**Goal of the exercise:** Omit the pictures from the entries below and retype everything else exactly.

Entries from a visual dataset
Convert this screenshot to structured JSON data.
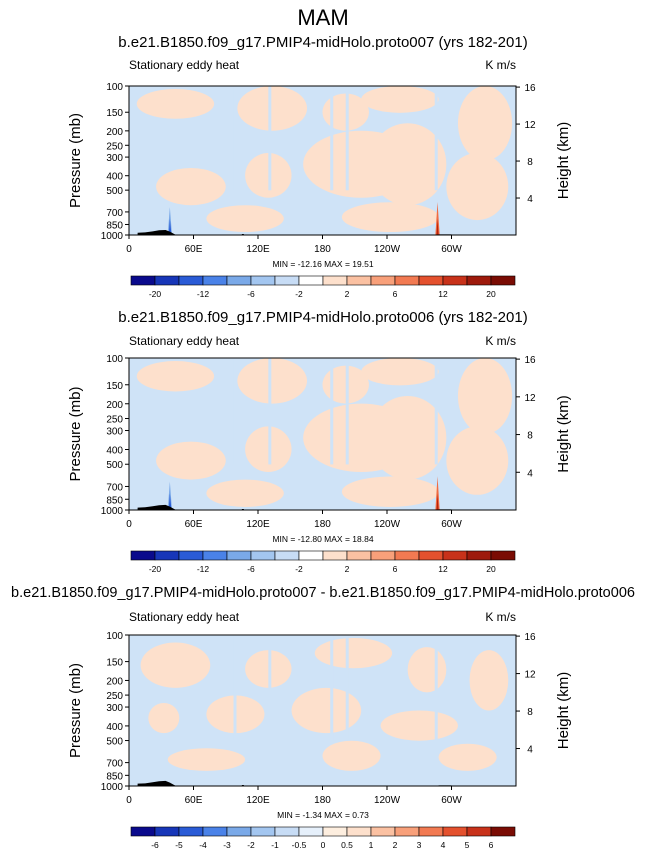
{
  "main_title": "MAM",
  "colors": {
    "light_blue": "#cfe3f7",
    "light_peach": "#fde0cc",
    "mid_blue": "#7aa9e8",
    "deep_blue": "#2a5bd6",
    "mid_red": "#f06b42",
    "deep_red": "#b8240c",
    "terrain": "#000000"
  },
  "chart_data": [
    {
      "type": "heatmap",
      "title": "b.e21.B1850.f09_g17.PMIP4-midHolo.proto007 (yrs 182-201)",
      "subtitle": "Stationary eddy heat",
      "units": "K m/s",
      "ylabel": "Pressure (mb)",
      "ylabel_right": "Height (km)",
      "x_ticks": [
        "0",
        "60E",
        "120E",
        "180",
        "120W",
        "60W"
      ],
      "x_tick_lon": [
        0,
        60,
        120,
        180,
        240,
        300
      ],
      "xlim": [
        0,
        360
      ],
      "y_ticks": [
        "100",
        "150",
        "200",
        "250",
        "300",
        "400",
        "500",
        "700",
        "850",
        "1000"
      ],
      "y_tick_p": [
        100,
        150,
        200,
        250,
        300,
        400,
        500,
        700,
        850,
        1000
      ],
      "ylim": [
        1000,
        100
      ],
      "height_ticks": [
        "16",
        "12",
        "8",
        "4"
      ],
      "height_km": [
        16,
        12,
        8,
        4
      ],
      "stats": "MIN = -12.16  MAX = 19.51",
      "min": -12.16,
      "max": 19.51,
      "colorbar_labels": [
        "-20",
        "-12",
        "-6",
        "-2",
        "2",
        "6",
        "12",
        "20"
      ],
      "colorbar_levels": [
        -20,
        -16,
        -12,
        -8,
        -6,
        -4,
        -2,
        -1,
        1,
        2,
        4,
        6,
        8,
        12,
        16,
        20
      ]
    },
    {
      "type": "heatmap",
      "title": "b.e21.B1850.f09_g17.PMIP4-midHolo.proto006 (yrs 182-201)",
      "subtitle": "Stationary eddy heat",
      "units": "K m/s",
      "ylabel": "Pressure (mb)",
      "ylabel_right": "Height (km)",
      "x_ticks": [
        "0",
        "60E",
        "120E",
        "180",
        "120W",
        "60W"
      ],
      "x_tick_lon": [
        0,
        60,
        120,
        180,
        240,
        300
      ],
      "xlim": [
        0,
        360
      ],
      "y_ticks": [
        "100",
        "150",
        "200",
        "250",
        "300",
        "400",
        "500",
        "700",
        "850",
        "1000"
      ],
      "y_tick_p": [
        100,
        150,
        200,
        250,
        300,
        400,
        500,
        700,
        850,
        1000
      ],
      "ylim": [
        1000,
        100
      ],
      "height_ticks": [
        "16",
        "12",
        "8",
        "4"
      ],
      "height_km": [
        16,
        12,
        8,
        4
      ],
      "stats": "MIN = -12.80  MAX = 18.84",
      "min": -12.8,
      "max": 18.84,
      "colorbar_labels": [
        "-20",
        "-12",
        "-6",
        "-2",
        "2",
        "6",
        "12",
        "20"
      ],
      "colorbar_levels": [
        -20,
        -16,
        -12,
        -8,
        -6,
        -4,
        -2,
        -1,
        1,
        2,
        4,
        6,
        8,
        12,
        16,
        20
      ]
    },
    {
      "type": "heatmap",
      "title": "b.e21.B1850.f09_g17.PMIP4-midHolo.proto007 - b.e21.B1850.f09_g17.PMIP4-midHolo.proto006",
      "subtitle": "Stationary eddy heat",
      "units": "K m/s",
      "ylabel": "Pressure (mb)",
      "ylabel_right": "Height (km)",
      "x_ticks": [
        "0",
        "60E",
        "120E",
        "180",
        "120W",
        "60W"
      ],
      "x_tick_lon": [
        0,
        60,
        120,
        180,
        240,
        300
      ],
      "xlim": [
        0,
        360
      ],
      "y_ticks": [
        "100",
        "150",
        "200",
        "250",
        "300",
        "400",
        "500",
        "700",
        "850",
        "1000"
      ],
      "y_tick_p": [
        100,
        150,
        200,
        250,
        300,
        400,
        500,
        700,
        850,
        1000
      ],
      "ylim": [
        1000,
        100
      ],
      "height_ticks": [
        "16",
        "12",
        "8",
        "4"
      ],
      "height_km": [
        16,
        12,
        8,
        4
      ],
      "stats": "MIN =  -1.34  MAX =   0.73",
      "min": -1.34,
      "max": 0.73,
      "colorbar_labels": [
        "-6",
        "-5",
        "-4",
        "-3",
        "-2",
        "-1",
        "-0.5",
        "0",
        "0.5",
        "1",
        "2",
        "3",
        "4",
        "5",
        "6"
      ],
      "colorbar_levels": [
        -6,
        -5,
        -4,
        -3,
        -2,
        -1,
        -0.5,
        0,
        0.5,
        1,
        2,
        3,
        4,
        5,
        6
      ]
    }
  ]
}
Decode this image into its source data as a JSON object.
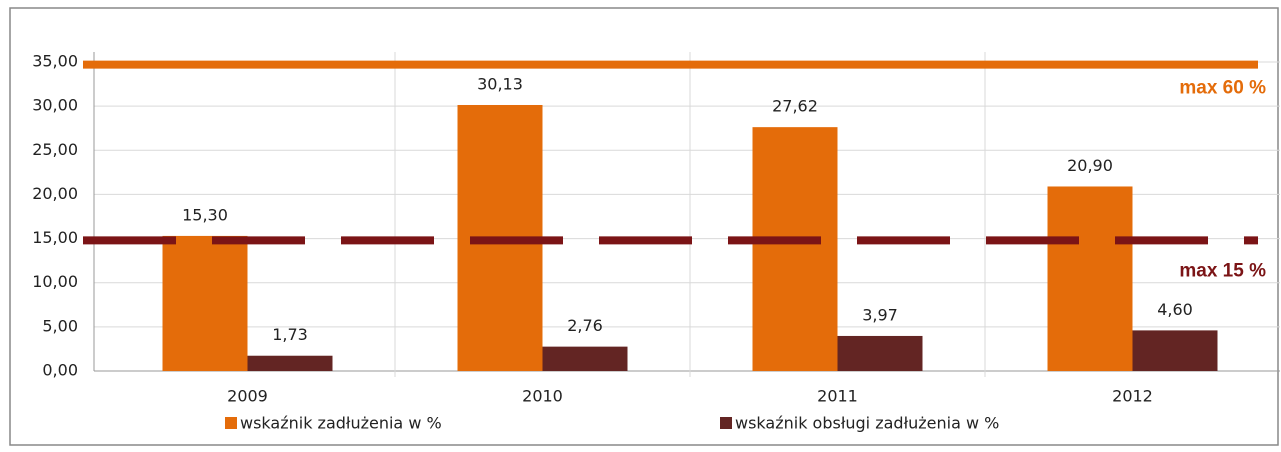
{
  "chart_data": {
    "type": "bar",
    "categories": [
      "2009",
      "2010",
      "2011",
      "2012"
    ],
    "series": [
      {
        "name": "wskaźnik zadłużenia w %",
        "color": "#e46c0a",
        "values": [
          15.3,
          30.13,
          27.62,
          20.9
        ],
        "value_labels": [
          "15,30",
          "30,13",
          "27,62",
          "20,90"
        ]
      },
      {
        "name": "wskaźnik obsługi zadłużenia w %",
        "color": "#632523",
        "values": [
          1.73,
          2.76,
          3.97,
          4.6
        ],
        "value_labels": [
          "1,73",
          "2,76",
          "3,97",
          "4,60"
        ]
      }
    ],
    "reference_lines": [
      {
        "value": 34.7,
        "label": "max 60 %",
        "color": "#e46c0a",
        "style": "solid"
      },
      {
        "value": 14.8,
        "label": "max 15 %",
        "color": "#7b1416",
        "style": "dashed"
      }
    ],
    "ylim": [
      0,
      35
    ],
    "yticks": [
      {
        "value": 0,
        "label": "0,00"
      },
      {
        "value": 5,
        "label": "5,00"
      },
      {
        "value": 10,
        "label": "10,00"
      },
      {
        "value": 15,
        "label": "15,00"
      },
      {
        "value": 20,
        "label": "20,00"
      },
      {
        "value": 25,
        "label": "25,00"
      },
      {
        "value": 30,
        "label": "30,00"
      },
      {
        "value": 35,
        "label": "35,00"
      }
    ],
    "grid": true,
    "legend": "bottom"
  }
}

**Task response:**
Convert this screenshot to structured JSON data.
{
  "main_title": "MAM",
  "colors": {
    "light_blue": "#cfe3f7",
    "light_peach": "#fde0cc",
    "mid_blue": "#7aa9e8",
    "deep_blue": "#2a5bd6",
    "mid_red": "#f06b42",
    "deep_red": "#b8240c",
    "terrain": "#000000"
  },
  "chart_data": [
    {
      "type": "heatmap",
      "title": "b.e21.B1850.f09_g17.PMIP4-midHolo.proto007 (yrs 182-201)",
      "subtitle": "Stationary eddy heat",
      "units": "K m/s",
      "ylabel": "Pressure (mb)",
      "ylabel_right": "Height (km)",
      "x_ticks": [
        "0",
        "60E",
        "120E",
        "180",
        "120W",
        "60W"
      ],
      "x_tick_lon": [
        0,
        60,
        120,
        180,
        240,
        300
      ],
      "xlim": [
        0,
        360
      ],
      "y_ticks": [
        "100",
        "150",
        "200",
        "250",
        "300",
        "400",
        "500",
        "700",
        "850",
        "1000"
      ],
      "y_tick_p": [
        100,
        150,
        200,
        250,
        300,
        400,
        500,
        700,
        850,
        1000
      ],
      "ylim": [
        1000,
        100
      ],
      "height_ticks": [
        "16",
        "12",
        "8",
        "4"
      ],
      "height_km": [
        16,
        12,
        8,
        4
      ],
      "stats": "MIN = -12.16  MAX = 19.51",
      "min": -12.16,
      "max": 19.51,
      "colorbar_labels": [
        "-20",
        "-12",
        "-6",
        "-2",
        "2",
        "6",
        "12",
        "20"
      ],
      "colorbar_levels": [
        -20,
        -16,
        -12,
        -8,
        -6,
        -4,
        -2,
        -1,
        1,
        2,
        4,
        6,
        8,
        12,
        16,
        20
      ]
    },
    {
      "type": "heatmap",
      "title": "b.e21.B1850.f09_g17.PMIP4-midHolo.proto006 (yrs 182-201)",
      "subtitle": "Stationary eddy heat",
      "units": "K m/s",
      "ylabel": "Pressure (mb)",
      "ylabel_right": "Height (km)",
      "x_ticks": [
        "0",
        "60E",
        "120E",
        "180",
        "120W",
        "60W"
      ],
      "x_tick_lon": [
        0,
        60,
        120,
        180,
        240,
        300
      ],
      "xlim": [
        0,
        360
      ],
      "y_ticks": [
        "100",
        "150",
        "200",
        "250",
        "300",
        "400",
        "500",
        "700",
        "850",
        "1000"
      ],
      "y_tick_p": [
        100,
        150,
        200,
        250,
        300,
        400,
        500,
        700,
        850,
        1000
      ],
      "ylim": [
        1000,
        100
      ],
      "height_ticks": [
        "16",
        "12",
        "8",
        "4"
      ],
      "height_km": [
        16,
        12,
        8,
        4
      ],
      "stats": "MIN = -12.80  MAX = 18.84",
      "min": -12.8,
      "max": 18.84,
      "colorbar_labels": [
        "-20",
        "-12",
        "-6",
        "-2",
        "2",
        "6",
        "12",
        "20"
      ],
      "colorbar_levels": [
        -20,
        -16,
        -12,
        -8,
        -6,
        -4,
        -2,
        -1,
        1,
        2,
        4,
        6,
        8,
        12,
        16,
        20
      ]
    },
    {
      "type": "heatmap",
      "title": "b.e21.B1850.f09_g17.PMIP4-midHolo.proto007 - b.e21.B1850.f09_g17.PMIP4-midHolo.proto006",
      "subtitle": "Stationary eddy heat",
      "units": "K m/s",
      "ylabel": "Pressure (mb)",
      "ylabel_right": "Height (km)",
      "x_ticks": [
        "0",
        "60E",
        "120E",
        "180",
        "120W",
        "60W"
      ],
      "x_tick_lon": [
        0,
        60,
        120,
        180,
        240,
        300
      ],
      "xlim": [
        0,
        360
      ],
      "y_ticks": [
        "100",
        "150",
        "200",
        "250",
        "300",
        "400",
        "500",
        "700",
        "850",
        "1000"
      ],
      "y_tick_p": [
        100,
        150,
        200,
        250,
        300,
        400,
        500,
        700,
        850,
        1000
      ],
      "ylim": [
        1000,
        100
      ],
      "height_ticks": [
        "16",
        "12",
        "8",
        "4"
      ],
      "height_km": [
        16,
        12,
        8,
        4
      ],
      "stats": "MIN =  -1.34  MAX =   0.73",
      "min": -1.34,
      "max": 0.73,
      "colorbar_labels": [
        "-6",
        "-5",
        "-4",
        "-3",
        "-2",
        "-1",
        "-0.5",
        "0",
        "0.5",
        "1",
        "2",
        "3",
        "4",
        "5",
        "6"
      ],
      "colorbar_levels": [
        -6,
        -5,
        -4,
        -3,
        -2,
        -1,
        -0.5,
        0,
        0.5,
        1,
        2,
        3,
        4,
        5,
        6
      ]
    }
  ]
}
Decode this image into its source data as a JSON object.
{
  "chart_data": {
    "type": "bar",
    "categories": [
      "2009",
      "2010",
      "2011",
      "2012"
    ],
    "series": [
      {
        "name": "wskaźnik zadłużenia w %",
        "color": "#e46c0a",
        "values": [
          15.3,
          30.13,
          27.62,
          20.9
        ],
        "value_labels": [
          "15,30",
          "30,13",
          "27,62",
          "20,90"
        ]
      },
      {
        "name": "wskaźnik obsługi zadłużenia w %",
        "color": "#632523",
        "values": [
          1.73,
          2.76,
          3.97,
          4.6
        ],
        "value_labels": [
          "1,73",
          "2,76",
          "3,97",
          "4,60"
        ]
      }
    ],
    "reference_lines": [
      {
        "value": 34.7,
        "label": "max 60 %",
        "color": "#e46c0a",
        "style": "solid"
      },
      {
        "value": 14.8,
        "label": "max 15 %",
        "color": "#7b1416",
        "style": "dashed"
      }
    ],
    "ylim": [
      0,
      35
    ],
    "yticks": [
      {
        "value": 0,
        "label": "0,00"
      },
      {
        "value": 5,
        "label": "5,00"
      },
      {
        "value": 10,
        "label": "10,00"
      },
      {
        "value": 15,
        "label": "15,00"
      },
      {
        "value": 20,
        "label": "20,00"
      },
      {
        "value": 25,
        "label": "25,00"
      },
      {
        "value": 30,
        "label": "30,00"
      },
      {
        "value": 35,
        "label": "35,00"
      }
    ],
    "grid": true,
    "legend": "bottom"
  }
}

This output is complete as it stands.